◆ **Task goal**: From the entries below, copy every line that holds the word "dzieci".

[Start]

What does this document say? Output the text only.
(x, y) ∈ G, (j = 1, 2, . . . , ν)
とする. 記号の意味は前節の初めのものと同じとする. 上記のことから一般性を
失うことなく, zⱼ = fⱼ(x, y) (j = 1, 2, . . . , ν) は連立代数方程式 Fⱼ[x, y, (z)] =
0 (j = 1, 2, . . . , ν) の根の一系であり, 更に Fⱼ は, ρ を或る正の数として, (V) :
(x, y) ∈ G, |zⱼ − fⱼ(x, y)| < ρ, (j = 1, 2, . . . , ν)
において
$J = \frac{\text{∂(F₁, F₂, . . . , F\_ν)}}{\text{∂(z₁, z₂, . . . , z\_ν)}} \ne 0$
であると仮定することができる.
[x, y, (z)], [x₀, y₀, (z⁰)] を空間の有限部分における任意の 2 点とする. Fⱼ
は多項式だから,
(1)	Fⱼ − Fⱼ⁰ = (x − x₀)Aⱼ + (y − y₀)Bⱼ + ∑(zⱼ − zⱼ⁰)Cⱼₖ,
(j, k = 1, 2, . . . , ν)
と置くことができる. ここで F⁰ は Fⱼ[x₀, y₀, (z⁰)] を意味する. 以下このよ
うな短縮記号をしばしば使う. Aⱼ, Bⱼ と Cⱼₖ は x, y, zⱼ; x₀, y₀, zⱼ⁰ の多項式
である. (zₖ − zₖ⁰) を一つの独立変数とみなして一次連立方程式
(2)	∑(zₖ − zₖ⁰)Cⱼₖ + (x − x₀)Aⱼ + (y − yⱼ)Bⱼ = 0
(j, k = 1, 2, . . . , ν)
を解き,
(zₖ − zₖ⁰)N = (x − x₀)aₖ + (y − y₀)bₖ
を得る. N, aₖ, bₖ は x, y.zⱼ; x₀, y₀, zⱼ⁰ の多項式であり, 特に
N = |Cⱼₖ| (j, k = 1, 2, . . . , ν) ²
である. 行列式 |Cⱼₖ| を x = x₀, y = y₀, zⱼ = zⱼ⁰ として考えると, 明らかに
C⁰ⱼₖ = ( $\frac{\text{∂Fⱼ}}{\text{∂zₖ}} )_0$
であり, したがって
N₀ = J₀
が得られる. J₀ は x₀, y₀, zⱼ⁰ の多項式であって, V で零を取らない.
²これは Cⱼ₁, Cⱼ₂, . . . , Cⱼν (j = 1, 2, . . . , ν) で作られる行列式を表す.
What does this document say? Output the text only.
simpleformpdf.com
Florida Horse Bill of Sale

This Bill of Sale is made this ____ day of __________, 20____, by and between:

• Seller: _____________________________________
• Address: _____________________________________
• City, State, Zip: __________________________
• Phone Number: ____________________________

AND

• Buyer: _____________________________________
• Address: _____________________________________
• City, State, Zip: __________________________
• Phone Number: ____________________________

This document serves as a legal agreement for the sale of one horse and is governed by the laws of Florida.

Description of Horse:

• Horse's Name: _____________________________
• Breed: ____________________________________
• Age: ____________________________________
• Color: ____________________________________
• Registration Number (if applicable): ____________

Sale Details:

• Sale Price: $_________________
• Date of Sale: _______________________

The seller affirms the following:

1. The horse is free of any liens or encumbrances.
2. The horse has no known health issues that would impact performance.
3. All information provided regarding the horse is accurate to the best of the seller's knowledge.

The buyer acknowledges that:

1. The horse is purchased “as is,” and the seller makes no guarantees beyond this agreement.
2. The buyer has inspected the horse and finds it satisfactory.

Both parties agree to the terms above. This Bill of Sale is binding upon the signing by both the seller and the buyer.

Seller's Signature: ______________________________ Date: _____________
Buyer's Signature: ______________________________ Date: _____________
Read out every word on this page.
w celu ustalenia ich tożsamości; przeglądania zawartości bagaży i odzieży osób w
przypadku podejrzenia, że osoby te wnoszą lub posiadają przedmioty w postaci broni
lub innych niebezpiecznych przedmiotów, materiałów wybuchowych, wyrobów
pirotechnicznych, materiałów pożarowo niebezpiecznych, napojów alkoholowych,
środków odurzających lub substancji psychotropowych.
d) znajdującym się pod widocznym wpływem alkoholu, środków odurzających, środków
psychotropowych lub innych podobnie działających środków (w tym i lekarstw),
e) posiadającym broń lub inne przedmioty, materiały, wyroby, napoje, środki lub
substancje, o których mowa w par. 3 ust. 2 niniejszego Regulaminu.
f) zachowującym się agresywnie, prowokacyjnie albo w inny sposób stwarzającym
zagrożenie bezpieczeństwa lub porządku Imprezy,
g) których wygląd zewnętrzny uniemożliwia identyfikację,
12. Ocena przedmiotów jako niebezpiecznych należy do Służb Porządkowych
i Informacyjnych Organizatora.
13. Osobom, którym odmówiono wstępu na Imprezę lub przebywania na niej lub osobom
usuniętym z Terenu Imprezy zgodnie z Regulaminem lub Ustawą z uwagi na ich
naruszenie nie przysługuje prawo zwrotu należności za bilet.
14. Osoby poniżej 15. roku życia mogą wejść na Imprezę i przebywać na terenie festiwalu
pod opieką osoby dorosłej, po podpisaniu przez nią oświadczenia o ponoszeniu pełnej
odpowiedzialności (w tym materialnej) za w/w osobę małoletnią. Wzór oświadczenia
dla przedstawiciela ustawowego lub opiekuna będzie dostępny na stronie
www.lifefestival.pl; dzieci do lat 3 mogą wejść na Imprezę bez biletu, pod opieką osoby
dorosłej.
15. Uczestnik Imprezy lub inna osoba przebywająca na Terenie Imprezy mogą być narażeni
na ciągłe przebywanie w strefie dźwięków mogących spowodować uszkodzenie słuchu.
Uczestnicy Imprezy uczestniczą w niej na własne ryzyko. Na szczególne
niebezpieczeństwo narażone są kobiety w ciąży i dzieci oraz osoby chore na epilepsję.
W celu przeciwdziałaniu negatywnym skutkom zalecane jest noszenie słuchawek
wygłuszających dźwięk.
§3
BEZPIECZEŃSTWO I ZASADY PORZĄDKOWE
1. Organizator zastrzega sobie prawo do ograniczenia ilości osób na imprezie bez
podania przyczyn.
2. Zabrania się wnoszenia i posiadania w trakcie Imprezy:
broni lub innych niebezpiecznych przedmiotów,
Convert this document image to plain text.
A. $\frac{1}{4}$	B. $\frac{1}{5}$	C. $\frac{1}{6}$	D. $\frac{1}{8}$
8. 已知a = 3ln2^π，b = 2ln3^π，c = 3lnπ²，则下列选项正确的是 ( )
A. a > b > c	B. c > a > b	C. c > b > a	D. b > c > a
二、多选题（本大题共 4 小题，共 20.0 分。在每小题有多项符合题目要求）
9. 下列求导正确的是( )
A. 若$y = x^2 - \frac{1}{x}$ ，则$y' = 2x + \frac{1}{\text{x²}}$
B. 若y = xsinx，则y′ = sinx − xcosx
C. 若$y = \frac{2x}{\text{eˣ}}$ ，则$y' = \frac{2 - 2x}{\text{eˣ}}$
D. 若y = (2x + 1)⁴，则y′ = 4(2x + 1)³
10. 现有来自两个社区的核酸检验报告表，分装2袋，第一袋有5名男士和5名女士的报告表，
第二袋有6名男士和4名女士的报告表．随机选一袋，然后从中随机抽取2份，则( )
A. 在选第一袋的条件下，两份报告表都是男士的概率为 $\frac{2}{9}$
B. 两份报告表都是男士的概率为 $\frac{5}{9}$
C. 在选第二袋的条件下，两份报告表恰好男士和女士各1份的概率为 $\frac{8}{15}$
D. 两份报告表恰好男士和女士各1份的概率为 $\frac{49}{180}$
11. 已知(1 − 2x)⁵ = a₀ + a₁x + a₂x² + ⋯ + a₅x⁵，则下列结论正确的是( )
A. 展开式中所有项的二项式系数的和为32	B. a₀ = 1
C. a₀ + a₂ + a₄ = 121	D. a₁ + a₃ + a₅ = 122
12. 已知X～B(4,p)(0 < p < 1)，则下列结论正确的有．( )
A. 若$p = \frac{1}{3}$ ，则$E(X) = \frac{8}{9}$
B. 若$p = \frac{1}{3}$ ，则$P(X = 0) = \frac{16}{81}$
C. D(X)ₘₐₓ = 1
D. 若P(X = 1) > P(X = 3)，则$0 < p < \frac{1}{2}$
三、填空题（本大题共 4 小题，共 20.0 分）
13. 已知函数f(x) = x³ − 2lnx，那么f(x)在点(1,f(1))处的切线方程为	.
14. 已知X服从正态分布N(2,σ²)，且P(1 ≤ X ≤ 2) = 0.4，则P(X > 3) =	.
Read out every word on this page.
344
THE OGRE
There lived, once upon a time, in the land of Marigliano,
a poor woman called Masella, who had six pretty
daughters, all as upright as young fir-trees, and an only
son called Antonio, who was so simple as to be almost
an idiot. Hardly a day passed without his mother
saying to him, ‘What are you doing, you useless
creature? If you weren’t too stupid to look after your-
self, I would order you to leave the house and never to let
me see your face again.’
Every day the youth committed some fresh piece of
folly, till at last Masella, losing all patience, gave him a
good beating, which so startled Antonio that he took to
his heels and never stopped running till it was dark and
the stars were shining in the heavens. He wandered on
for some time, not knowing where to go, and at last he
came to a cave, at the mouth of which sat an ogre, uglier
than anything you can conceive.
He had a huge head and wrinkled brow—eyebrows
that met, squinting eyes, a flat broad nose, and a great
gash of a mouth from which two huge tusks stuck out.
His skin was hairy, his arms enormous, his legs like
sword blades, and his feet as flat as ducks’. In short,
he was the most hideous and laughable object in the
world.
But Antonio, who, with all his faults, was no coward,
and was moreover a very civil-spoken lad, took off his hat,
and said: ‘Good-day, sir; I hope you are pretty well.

[End]

◆ **Solution to this problem**:
www.lifefestival.pl; dzieci do lat 3 mogą wejść na Imprezę bez biletu, pod opieką osoby
niebezpieczeństwo narażone są kobiety w ciąży i dzieci oraz osoby chore na epilepsję.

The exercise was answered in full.